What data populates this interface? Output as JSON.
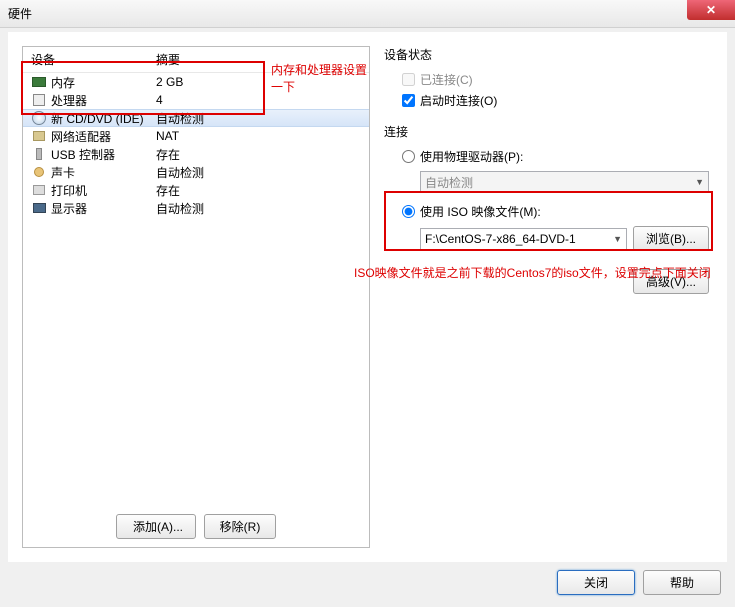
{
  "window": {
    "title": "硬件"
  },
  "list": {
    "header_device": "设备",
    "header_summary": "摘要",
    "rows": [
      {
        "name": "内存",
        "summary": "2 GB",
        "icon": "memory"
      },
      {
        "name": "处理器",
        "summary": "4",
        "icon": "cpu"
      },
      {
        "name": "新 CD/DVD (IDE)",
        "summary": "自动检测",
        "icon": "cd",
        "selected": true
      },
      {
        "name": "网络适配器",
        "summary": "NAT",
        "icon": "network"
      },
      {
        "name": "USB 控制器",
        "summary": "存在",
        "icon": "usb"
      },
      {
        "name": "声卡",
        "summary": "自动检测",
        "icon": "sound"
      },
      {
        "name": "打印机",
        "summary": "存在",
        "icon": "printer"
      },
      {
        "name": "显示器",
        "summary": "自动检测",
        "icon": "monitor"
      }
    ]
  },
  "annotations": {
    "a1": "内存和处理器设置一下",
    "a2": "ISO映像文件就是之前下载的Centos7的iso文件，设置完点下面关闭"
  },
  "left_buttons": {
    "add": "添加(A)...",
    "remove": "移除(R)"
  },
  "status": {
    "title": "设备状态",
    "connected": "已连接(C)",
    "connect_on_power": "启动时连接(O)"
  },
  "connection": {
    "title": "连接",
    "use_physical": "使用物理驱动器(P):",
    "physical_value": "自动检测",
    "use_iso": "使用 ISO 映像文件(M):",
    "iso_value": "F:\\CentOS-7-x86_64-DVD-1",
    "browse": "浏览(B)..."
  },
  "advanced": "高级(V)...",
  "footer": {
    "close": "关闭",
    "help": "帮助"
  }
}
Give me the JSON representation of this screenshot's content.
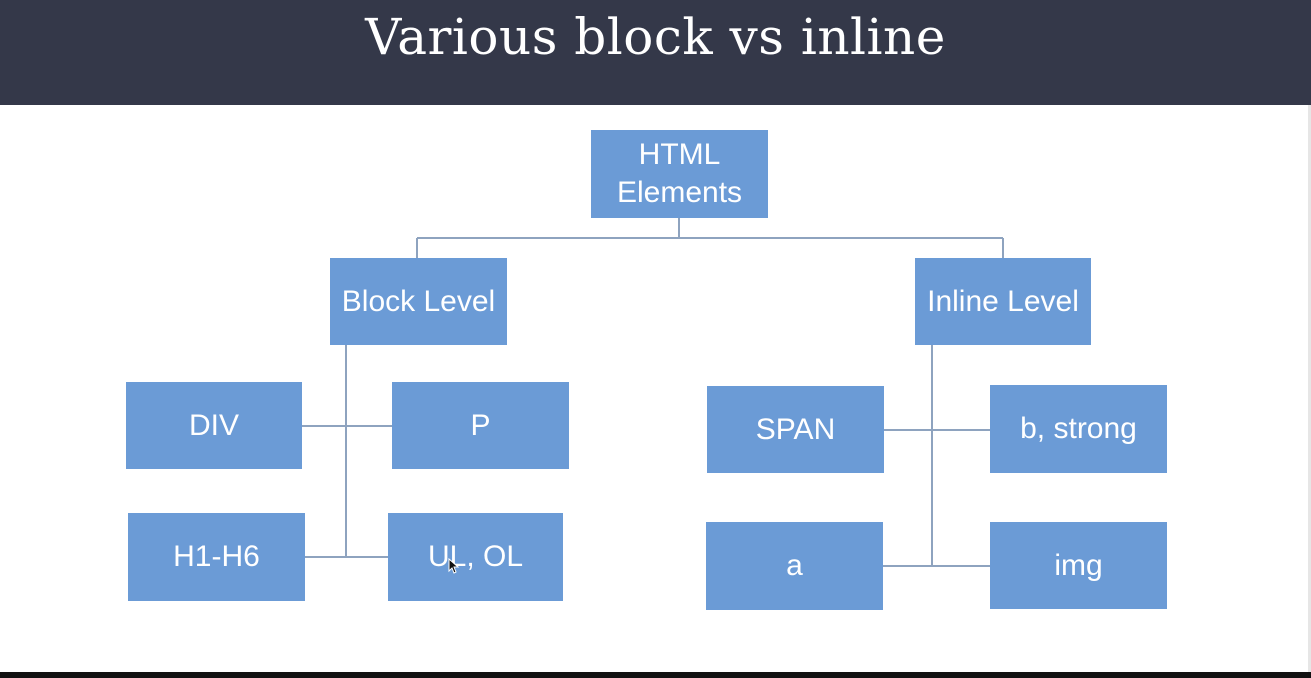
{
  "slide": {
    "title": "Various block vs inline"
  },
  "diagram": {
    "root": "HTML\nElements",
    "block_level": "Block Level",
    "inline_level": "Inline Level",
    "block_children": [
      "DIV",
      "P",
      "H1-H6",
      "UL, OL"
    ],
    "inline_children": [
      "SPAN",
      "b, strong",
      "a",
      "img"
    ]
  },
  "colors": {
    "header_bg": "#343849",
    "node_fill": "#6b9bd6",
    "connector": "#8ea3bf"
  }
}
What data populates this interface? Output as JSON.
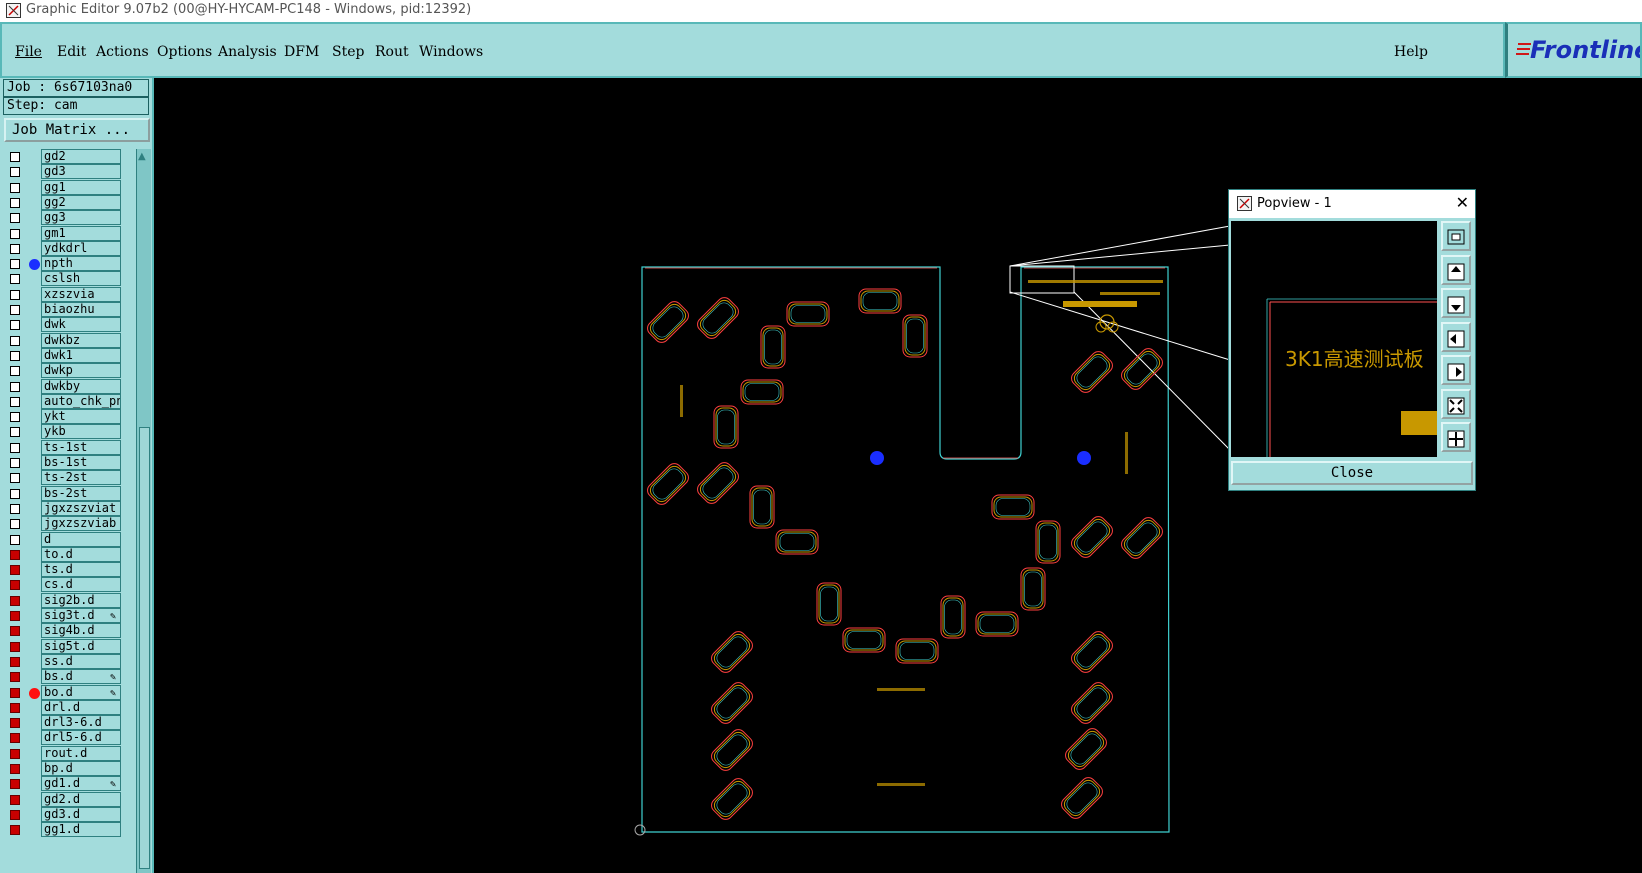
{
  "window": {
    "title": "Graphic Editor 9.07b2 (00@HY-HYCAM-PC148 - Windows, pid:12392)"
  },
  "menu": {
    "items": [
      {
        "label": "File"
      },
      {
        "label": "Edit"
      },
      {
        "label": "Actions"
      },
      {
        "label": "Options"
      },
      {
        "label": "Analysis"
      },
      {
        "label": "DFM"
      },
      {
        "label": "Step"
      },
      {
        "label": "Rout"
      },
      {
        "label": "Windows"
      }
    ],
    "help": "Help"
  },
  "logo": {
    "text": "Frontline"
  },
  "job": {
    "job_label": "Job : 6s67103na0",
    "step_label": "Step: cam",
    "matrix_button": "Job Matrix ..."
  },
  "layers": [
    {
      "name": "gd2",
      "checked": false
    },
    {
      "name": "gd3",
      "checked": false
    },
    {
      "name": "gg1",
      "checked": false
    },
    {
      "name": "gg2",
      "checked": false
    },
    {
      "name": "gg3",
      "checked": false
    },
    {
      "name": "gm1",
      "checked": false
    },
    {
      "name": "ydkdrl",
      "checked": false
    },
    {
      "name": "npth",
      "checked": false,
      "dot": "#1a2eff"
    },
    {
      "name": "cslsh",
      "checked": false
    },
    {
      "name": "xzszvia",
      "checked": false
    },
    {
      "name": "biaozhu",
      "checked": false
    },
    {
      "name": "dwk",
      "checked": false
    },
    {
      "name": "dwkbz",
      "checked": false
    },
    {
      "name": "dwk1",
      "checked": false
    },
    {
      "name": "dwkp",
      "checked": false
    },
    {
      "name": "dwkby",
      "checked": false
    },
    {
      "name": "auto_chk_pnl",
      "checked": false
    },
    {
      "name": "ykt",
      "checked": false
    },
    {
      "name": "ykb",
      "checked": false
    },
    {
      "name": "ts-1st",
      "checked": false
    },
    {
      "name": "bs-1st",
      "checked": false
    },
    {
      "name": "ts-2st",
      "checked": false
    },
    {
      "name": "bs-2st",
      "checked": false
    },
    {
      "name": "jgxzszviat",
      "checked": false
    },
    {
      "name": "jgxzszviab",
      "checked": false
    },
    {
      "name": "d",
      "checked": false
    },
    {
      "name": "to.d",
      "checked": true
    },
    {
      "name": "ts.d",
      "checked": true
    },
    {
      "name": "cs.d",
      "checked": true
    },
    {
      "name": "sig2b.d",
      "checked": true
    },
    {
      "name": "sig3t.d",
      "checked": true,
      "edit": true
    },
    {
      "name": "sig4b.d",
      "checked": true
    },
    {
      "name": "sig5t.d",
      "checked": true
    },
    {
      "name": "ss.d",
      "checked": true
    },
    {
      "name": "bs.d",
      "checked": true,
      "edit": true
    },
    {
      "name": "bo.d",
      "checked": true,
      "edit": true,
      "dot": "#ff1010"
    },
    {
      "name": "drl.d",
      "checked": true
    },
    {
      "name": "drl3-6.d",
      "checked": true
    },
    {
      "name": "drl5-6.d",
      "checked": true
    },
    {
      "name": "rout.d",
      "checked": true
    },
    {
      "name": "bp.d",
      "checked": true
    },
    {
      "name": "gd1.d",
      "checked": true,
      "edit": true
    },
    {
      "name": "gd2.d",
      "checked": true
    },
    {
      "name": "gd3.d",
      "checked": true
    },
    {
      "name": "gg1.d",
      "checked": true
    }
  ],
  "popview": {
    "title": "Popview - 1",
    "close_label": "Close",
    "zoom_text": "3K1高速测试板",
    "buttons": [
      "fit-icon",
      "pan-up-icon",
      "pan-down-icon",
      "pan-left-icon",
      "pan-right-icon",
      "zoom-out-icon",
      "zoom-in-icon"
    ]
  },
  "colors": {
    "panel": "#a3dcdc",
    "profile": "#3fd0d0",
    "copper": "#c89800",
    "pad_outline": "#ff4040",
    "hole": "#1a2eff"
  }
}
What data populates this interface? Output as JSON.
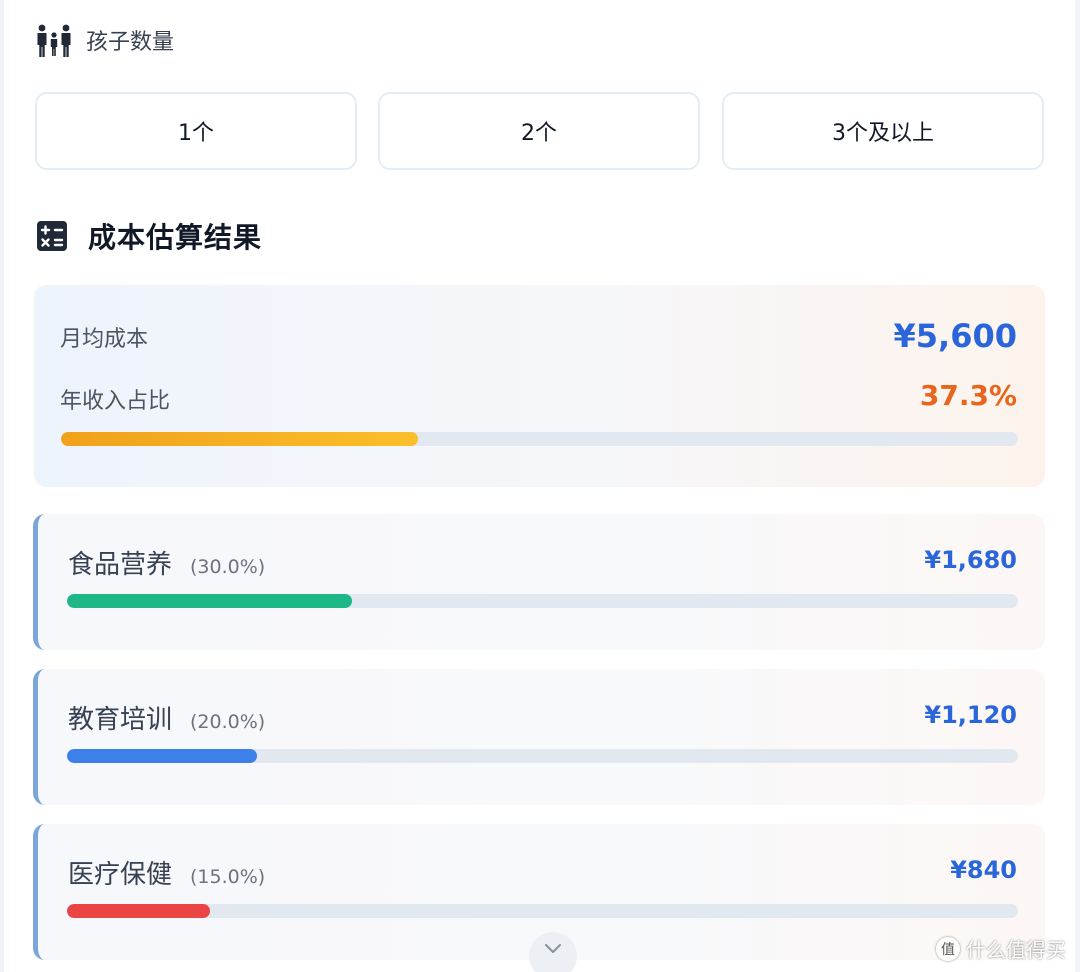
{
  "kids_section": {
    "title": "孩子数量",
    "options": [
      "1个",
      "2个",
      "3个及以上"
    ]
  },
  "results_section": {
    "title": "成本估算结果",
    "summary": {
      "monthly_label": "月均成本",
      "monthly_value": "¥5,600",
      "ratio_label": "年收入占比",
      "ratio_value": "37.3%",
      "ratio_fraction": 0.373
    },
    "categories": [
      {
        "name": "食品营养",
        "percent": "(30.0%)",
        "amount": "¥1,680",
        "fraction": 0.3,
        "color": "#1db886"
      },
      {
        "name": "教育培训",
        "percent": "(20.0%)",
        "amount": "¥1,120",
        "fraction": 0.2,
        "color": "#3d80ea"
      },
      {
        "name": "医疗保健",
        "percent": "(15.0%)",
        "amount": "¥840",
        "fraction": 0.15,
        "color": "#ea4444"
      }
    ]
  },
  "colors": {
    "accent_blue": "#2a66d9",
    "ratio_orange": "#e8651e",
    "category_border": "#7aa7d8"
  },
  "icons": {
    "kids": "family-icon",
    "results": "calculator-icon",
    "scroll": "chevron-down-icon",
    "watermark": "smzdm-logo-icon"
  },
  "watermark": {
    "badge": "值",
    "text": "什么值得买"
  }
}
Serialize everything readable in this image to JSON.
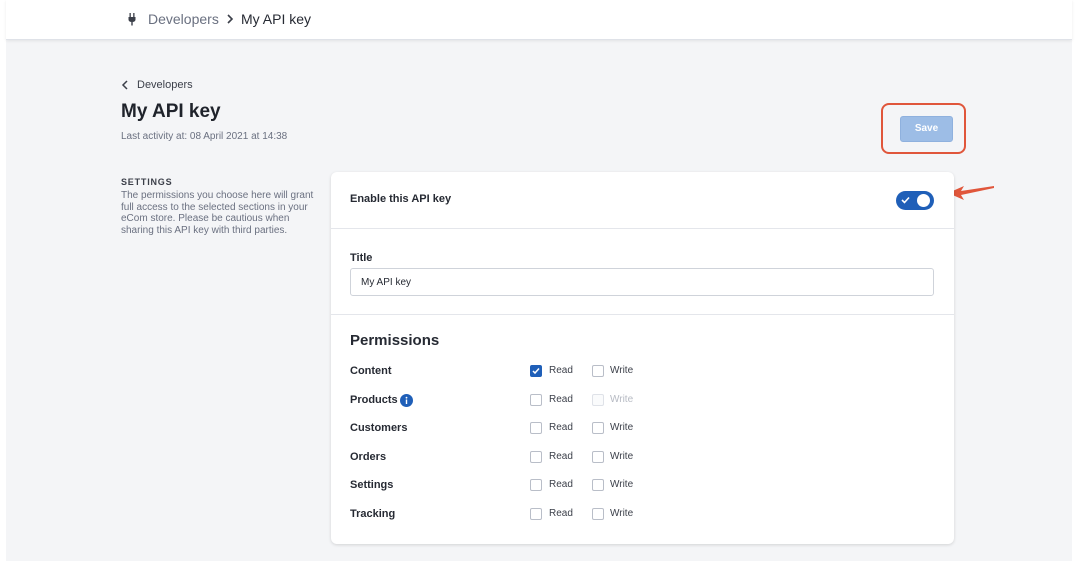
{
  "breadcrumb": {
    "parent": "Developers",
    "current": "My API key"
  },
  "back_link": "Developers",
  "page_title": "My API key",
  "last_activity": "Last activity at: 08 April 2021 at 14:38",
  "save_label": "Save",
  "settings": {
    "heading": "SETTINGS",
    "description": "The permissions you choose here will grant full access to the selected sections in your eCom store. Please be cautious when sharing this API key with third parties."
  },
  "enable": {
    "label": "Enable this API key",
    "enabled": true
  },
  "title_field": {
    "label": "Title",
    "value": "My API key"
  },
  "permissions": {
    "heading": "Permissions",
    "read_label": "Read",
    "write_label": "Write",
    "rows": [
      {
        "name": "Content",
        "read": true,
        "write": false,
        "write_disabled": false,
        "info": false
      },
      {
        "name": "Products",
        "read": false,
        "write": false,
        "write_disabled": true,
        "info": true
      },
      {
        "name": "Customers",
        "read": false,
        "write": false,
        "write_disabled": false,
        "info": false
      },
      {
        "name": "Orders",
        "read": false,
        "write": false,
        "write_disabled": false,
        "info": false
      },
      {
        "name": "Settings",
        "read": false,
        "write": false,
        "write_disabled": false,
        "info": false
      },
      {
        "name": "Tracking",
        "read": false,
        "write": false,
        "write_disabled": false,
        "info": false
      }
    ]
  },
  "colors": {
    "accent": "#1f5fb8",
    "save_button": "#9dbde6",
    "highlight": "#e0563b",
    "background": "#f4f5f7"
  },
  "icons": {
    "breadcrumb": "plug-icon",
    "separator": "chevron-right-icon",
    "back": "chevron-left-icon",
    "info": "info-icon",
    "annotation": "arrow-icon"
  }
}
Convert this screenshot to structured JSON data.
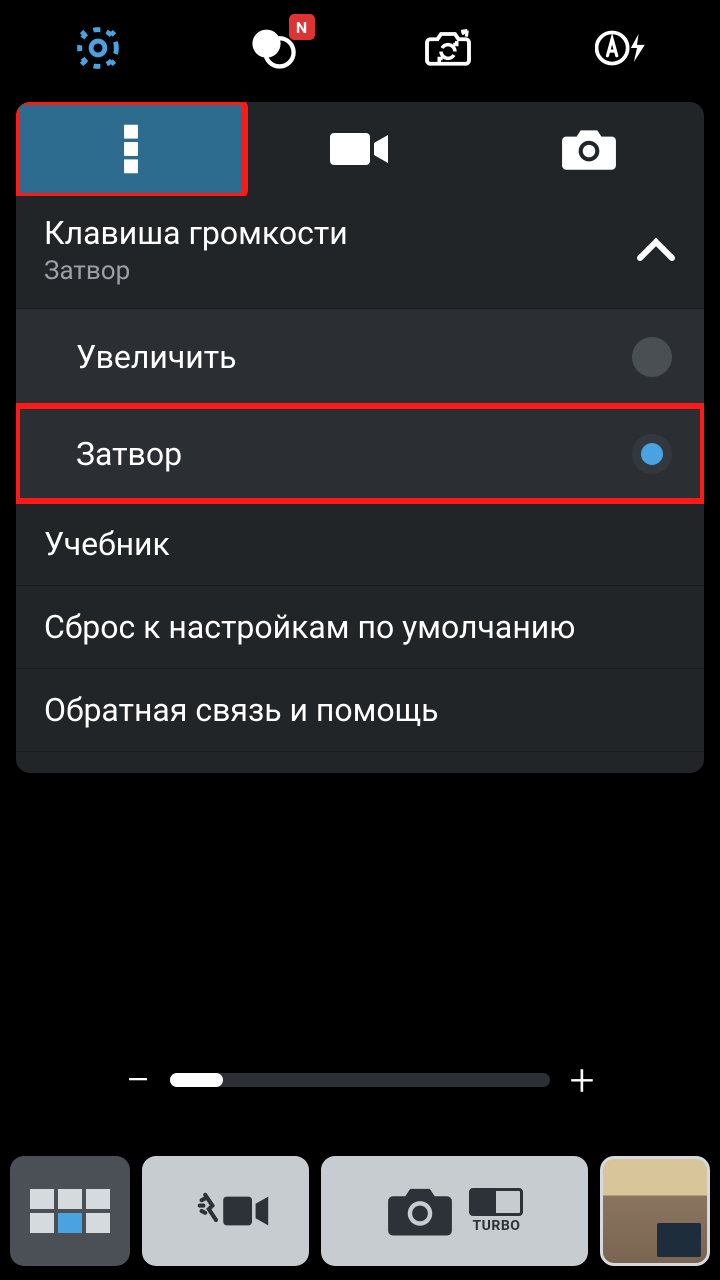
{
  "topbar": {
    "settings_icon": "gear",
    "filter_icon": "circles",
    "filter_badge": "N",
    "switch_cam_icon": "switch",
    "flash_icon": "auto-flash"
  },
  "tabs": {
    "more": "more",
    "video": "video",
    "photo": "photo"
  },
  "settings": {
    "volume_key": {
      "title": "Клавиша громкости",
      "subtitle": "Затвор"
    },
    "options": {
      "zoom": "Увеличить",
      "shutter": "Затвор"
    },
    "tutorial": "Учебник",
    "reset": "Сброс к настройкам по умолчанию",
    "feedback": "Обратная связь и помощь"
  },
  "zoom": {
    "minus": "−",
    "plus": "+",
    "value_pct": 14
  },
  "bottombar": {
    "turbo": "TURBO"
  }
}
--
#### YOUR OBJECTIVE
Identify all lines in the records above with the word "chevron".

#### RESPONSE TO THIS EXERCISE
    "scroll": "chevron-down-icon",
    "separator": "chevron-right-icon",
    "back": "chevron-left-icon",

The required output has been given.